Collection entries
=======
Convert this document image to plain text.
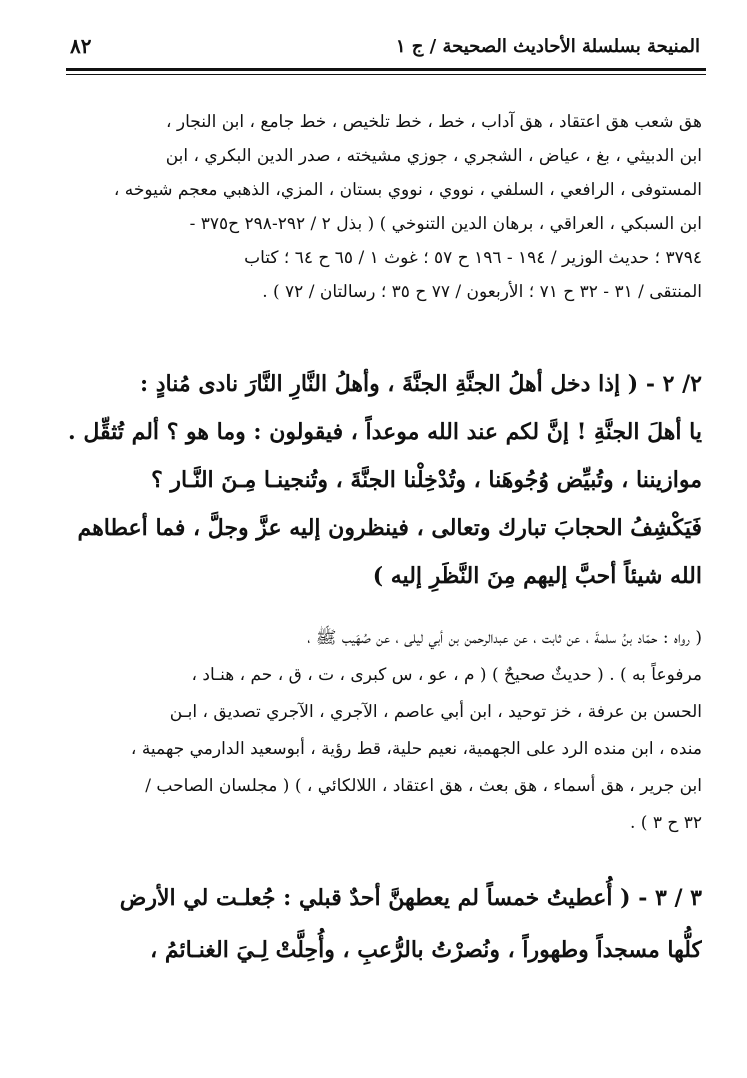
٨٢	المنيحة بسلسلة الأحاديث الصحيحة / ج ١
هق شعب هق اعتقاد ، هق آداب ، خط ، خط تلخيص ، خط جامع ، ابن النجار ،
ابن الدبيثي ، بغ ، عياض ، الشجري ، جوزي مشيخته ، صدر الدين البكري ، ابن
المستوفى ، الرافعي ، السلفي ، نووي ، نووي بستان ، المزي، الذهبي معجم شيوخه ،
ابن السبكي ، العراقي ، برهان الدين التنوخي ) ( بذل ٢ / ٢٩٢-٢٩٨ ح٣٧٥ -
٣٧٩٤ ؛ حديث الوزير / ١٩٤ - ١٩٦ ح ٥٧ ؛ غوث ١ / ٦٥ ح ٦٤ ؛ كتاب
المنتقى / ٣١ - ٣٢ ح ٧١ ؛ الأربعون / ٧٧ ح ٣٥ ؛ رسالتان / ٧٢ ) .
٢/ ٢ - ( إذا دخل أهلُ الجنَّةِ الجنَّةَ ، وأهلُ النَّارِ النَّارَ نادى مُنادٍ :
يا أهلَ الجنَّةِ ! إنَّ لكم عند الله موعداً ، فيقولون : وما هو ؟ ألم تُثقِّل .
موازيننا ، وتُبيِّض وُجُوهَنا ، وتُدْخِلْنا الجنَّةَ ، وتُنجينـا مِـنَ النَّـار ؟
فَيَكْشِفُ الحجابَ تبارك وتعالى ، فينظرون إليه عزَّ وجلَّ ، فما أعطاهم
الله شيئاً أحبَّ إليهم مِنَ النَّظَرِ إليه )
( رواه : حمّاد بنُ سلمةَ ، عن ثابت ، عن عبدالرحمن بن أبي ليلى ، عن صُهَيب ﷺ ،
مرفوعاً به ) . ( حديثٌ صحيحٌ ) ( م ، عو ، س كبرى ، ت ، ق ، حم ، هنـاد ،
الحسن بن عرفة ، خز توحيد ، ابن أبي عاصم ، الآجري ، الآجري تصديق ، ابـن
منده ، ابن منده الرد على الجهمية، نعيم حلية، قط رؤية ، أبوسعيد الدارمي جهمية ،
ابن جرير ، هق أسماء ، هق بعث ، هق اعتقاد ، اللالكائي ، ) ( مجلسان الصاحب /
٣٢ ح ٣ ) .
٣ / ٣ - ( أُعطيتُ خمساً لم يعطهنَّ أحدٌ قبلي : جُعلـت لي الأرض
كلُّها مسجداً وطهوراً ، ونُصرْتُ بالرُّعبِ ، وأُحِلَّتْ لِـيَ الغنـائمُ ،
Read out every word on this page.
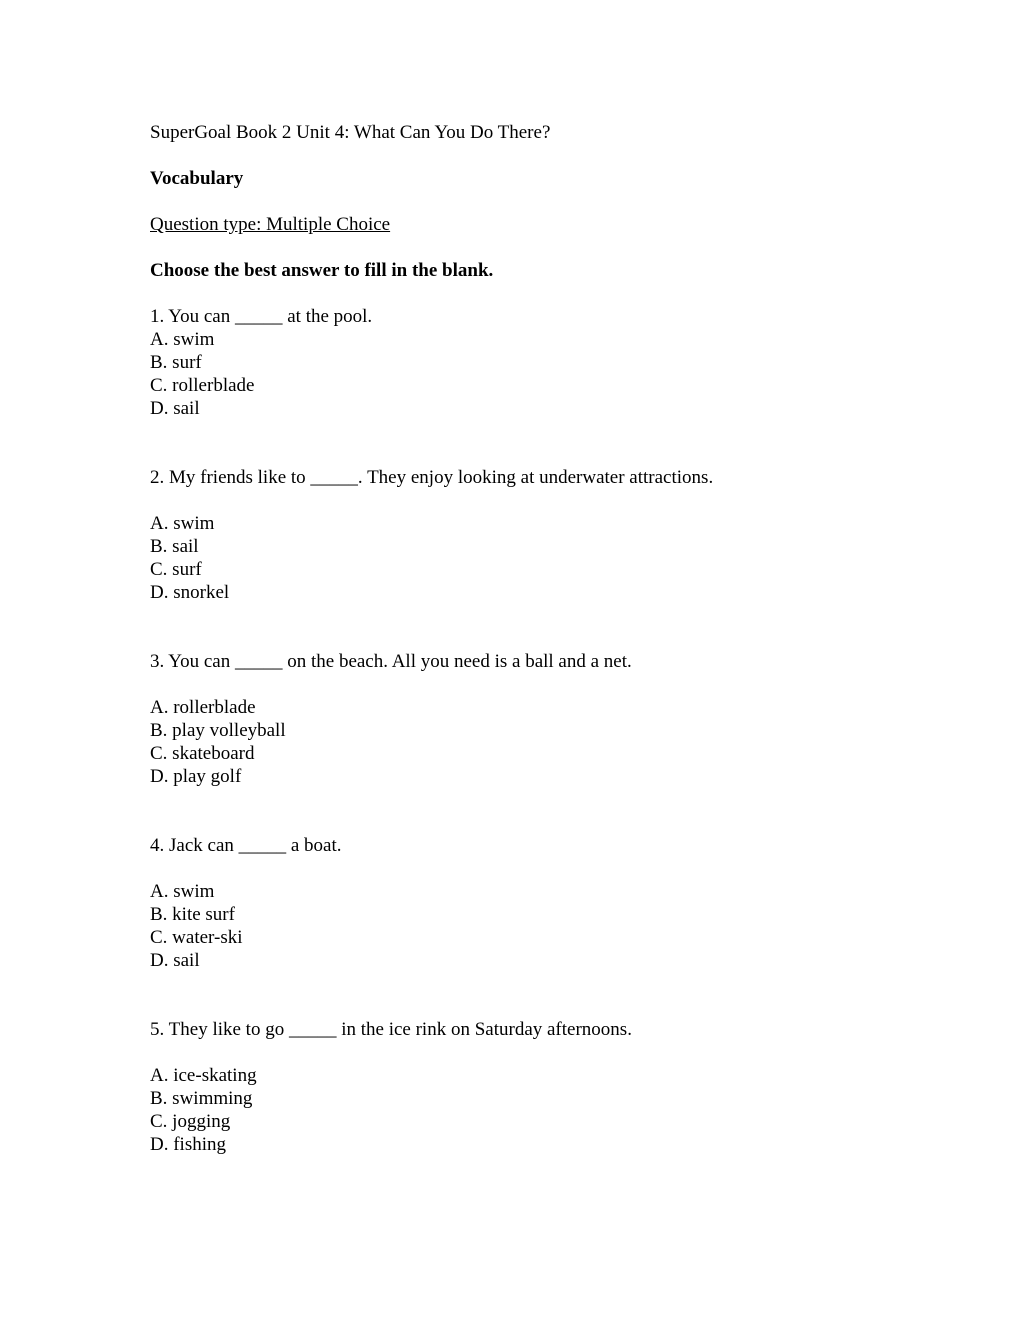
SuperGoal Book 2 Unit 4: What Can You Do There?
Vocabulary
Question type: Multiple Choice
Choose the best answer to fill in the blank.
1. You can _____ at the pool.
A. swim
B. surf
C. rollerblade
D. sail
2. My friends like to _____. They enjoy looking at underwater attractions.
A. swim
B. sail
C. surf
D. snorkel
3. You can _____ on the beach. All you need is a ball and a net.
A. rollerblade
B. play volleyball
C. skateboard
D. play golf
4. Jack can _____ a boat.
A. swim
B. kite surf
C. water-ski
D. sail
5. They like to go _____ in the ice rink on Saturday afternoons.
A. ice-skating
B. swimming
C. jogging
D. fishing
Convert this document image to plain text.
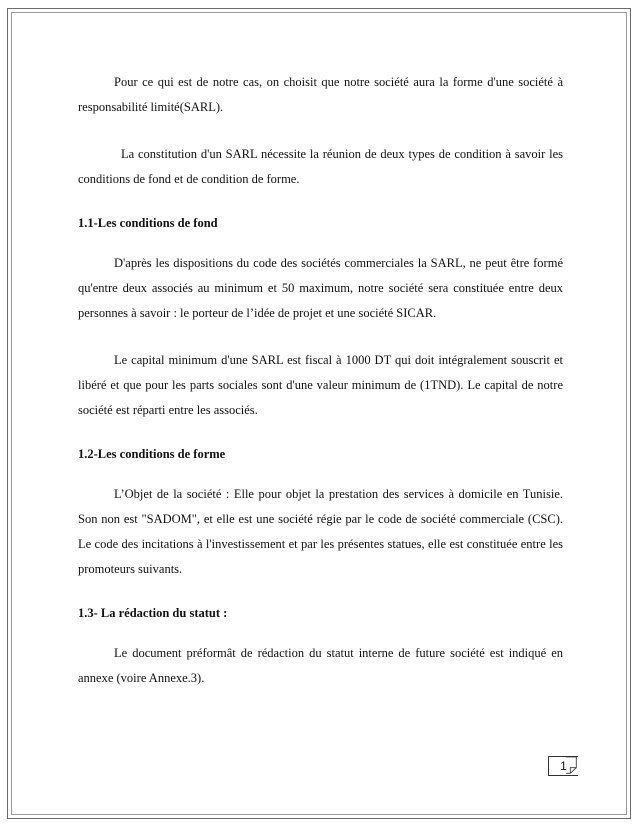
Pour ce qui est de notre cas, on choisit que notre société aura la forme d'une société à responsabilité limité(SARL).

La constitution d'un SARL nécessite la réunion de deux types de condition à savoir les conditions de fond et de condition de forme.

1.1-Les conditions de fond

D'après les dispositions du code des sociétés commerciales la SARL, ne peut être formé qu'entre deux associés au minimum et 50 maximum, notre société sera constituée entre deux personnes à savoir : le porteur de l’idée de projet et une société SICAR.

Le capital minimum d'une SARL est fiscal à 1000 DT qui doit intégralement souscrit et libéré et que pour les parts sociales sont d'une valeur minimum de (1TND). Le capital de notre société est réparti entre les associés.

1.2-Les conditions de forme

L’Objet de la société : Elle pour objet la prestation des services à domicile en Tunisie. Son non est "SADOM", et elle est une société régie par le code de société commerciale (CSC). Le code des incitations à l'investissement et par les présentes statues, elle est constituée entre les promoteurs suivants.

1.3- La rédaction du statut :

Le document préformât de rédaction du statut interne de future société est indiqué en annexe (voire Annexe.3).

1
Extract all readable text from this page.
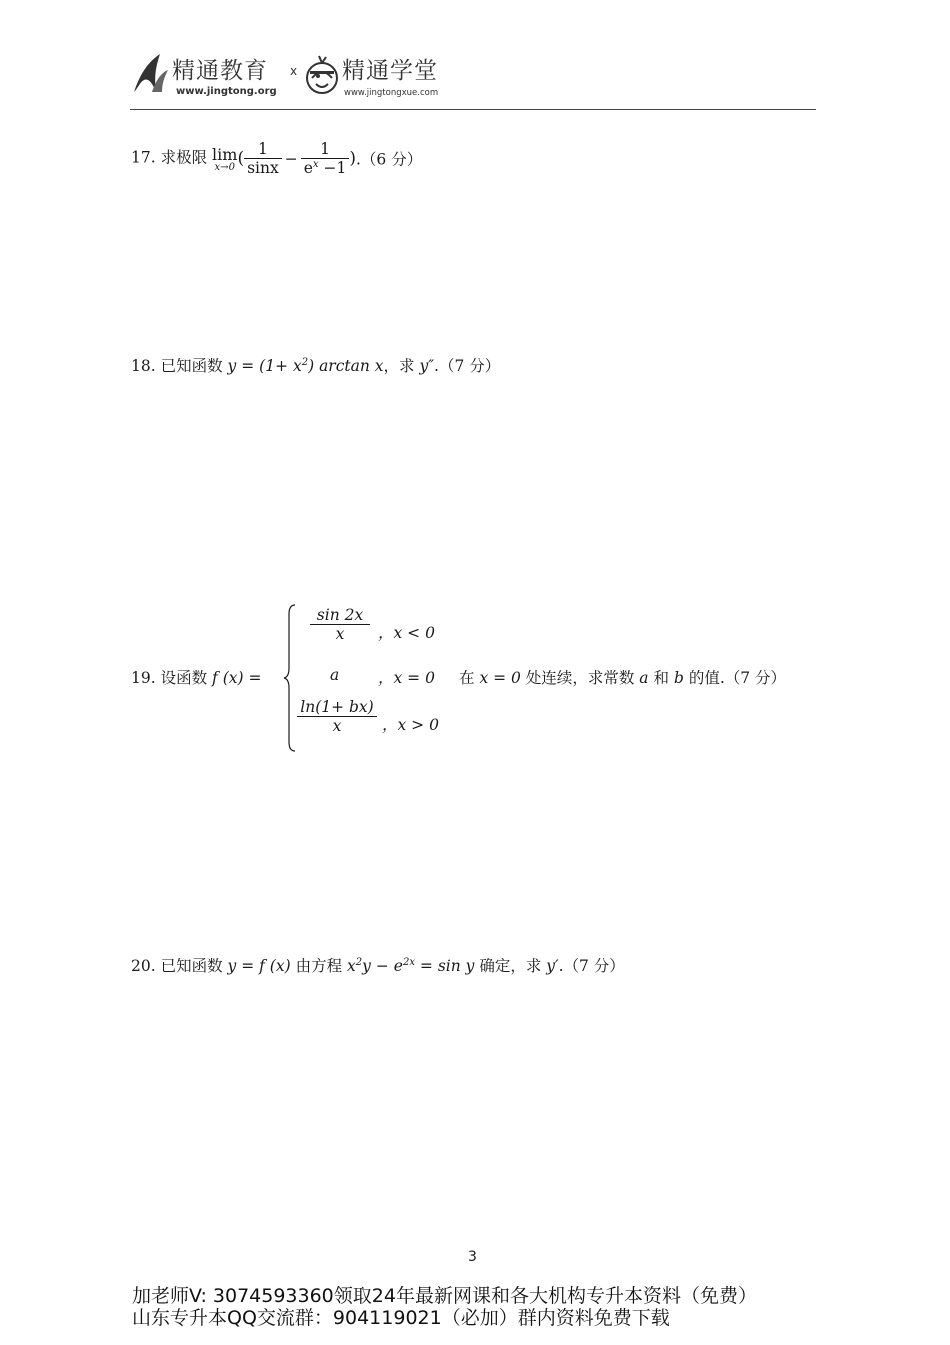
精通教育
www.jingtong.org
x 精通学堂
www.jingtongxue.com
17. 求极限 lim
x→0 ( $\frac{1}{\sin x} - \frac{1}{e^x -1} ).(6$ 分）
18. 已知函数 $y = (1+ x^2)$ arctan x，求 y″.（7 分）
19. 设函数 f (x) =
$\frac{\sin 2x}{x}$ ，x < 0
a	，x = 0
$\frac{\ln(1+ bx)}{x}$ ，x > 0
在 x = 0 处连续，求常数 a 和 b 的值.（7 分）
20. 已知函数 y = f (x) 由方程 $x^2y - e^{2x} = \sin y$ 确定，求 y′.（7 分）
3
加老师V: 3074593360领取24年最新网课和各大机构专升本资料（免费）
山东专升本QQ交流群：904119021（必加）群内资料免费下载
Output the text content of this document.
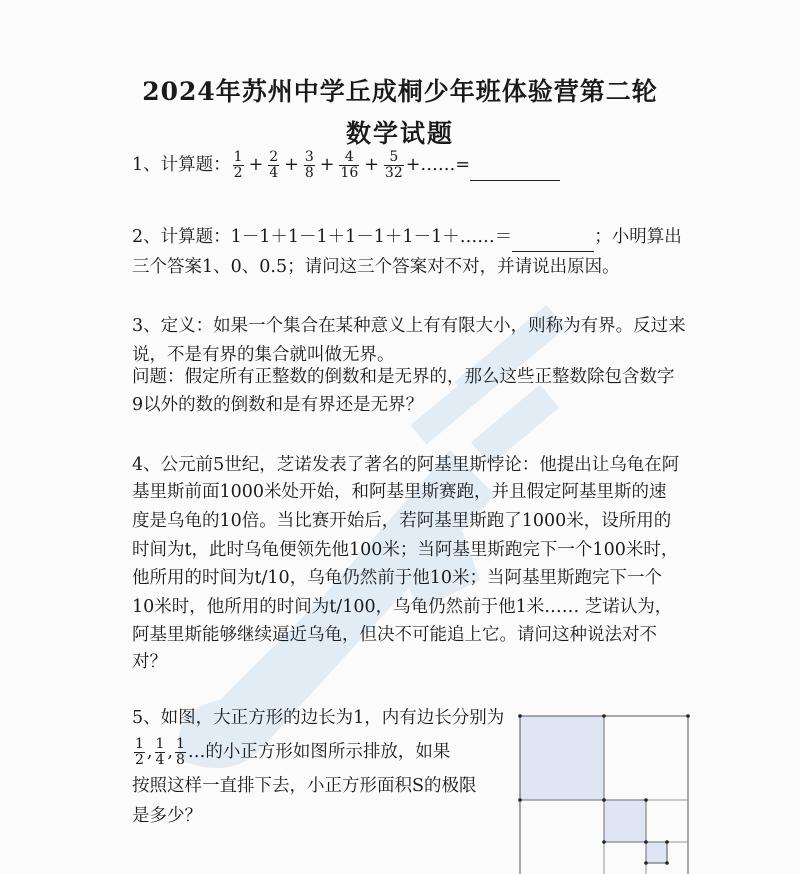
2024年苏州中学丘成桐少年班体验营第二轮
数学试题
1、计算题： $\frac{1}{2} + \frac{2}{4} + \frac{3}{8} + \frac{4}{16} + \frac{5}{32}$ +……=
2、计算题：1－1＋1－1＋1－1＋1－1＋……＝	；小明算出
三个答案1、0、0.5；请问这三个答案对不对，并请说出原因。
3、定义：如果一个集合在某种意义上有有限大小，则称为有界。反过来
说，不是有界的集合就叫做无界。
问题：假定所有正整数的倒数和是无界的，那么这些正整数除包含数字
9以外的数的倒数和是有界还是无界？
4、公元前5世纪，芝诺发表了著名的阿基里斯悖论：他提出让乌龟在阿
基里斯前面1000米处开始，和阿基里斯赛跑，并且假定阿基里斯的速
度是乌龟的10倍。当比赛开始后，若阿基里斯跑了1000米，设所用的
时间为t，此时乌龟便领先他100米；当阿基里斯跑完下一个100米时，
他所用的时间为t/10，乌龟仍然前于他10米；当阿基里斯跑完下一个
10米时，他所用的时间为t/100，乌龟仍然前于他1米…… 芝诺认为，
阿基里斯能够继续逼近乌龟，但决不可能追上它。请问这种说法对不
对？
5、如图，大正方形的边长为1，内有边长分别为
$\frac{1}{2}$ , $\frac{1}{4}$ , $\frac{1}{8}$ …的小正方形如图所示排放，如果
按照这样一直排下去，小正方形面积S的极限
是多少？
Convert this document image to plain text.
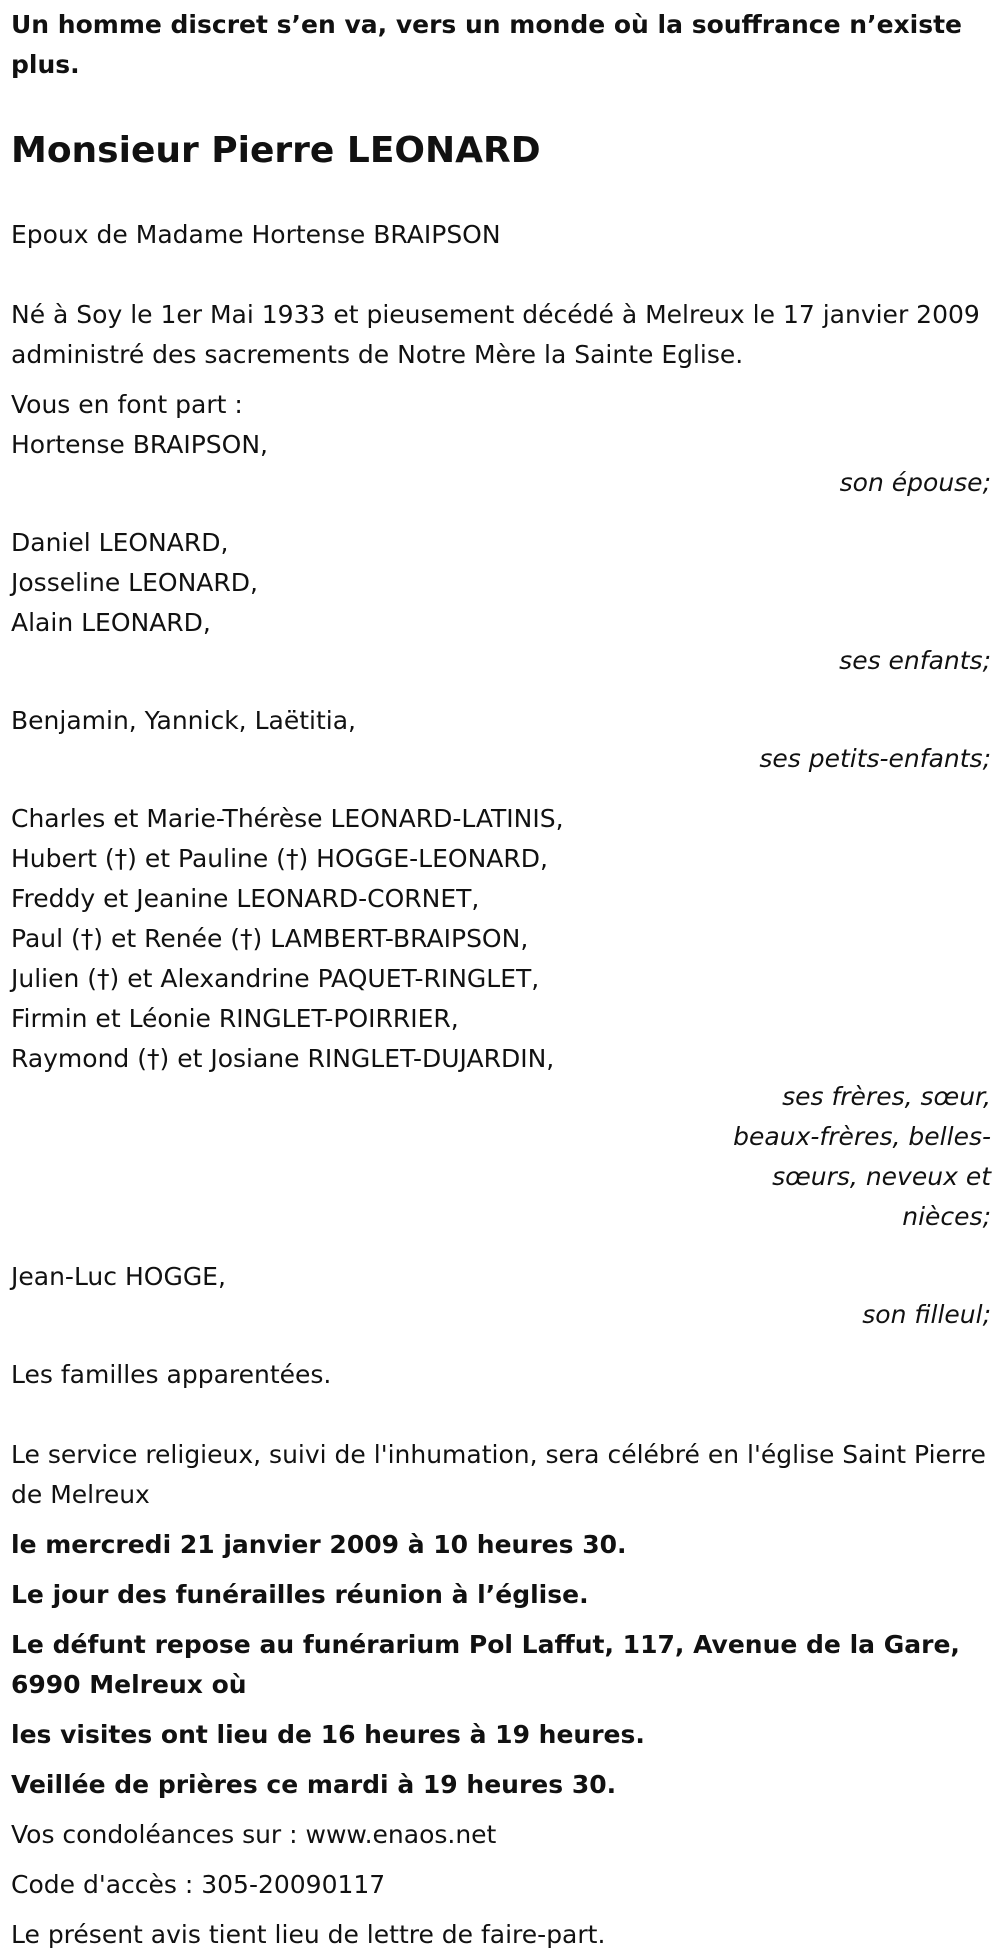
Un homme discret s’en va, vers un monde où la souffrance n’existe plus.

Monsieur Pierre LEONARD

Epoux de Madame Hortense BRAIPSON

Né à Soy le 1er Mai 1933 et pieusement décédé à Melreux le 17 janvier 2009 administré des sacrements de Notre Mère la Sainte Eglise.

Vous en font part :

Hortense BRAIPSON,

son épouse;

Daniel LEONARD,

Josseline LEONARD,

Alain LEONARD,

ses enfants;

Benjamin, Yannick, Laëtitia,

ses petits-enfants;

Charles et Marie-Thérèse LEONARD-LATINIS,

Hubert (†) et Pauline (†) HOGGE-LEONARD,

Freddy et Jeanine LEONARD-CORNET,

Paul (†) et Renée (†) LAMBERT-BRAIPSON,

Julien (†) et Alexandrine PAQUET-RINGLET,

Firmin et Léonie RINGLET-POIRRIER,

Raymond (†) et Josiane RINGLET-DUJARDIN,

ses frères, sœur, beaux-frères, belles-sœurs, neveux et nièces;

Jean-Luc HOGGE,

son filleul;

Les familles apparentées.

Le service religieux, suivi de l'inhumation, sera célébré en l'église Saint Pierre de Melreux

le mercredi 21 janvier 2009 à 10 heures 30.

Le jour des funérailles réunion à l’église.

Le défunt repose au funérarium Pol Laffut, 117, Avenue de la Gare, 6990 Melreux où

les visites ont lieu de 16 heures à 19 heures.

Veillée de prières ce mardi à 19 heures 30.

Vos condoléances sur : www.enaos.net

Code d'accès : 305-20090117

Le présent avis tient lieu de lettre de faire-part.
=======
# Short task
Pick out every line above that holds the word "lieu" and copy it.

# Task response
les visites ont lieu de 16 heures à 19 heures.
Le présent avis tient lieu de lettre de faire-part.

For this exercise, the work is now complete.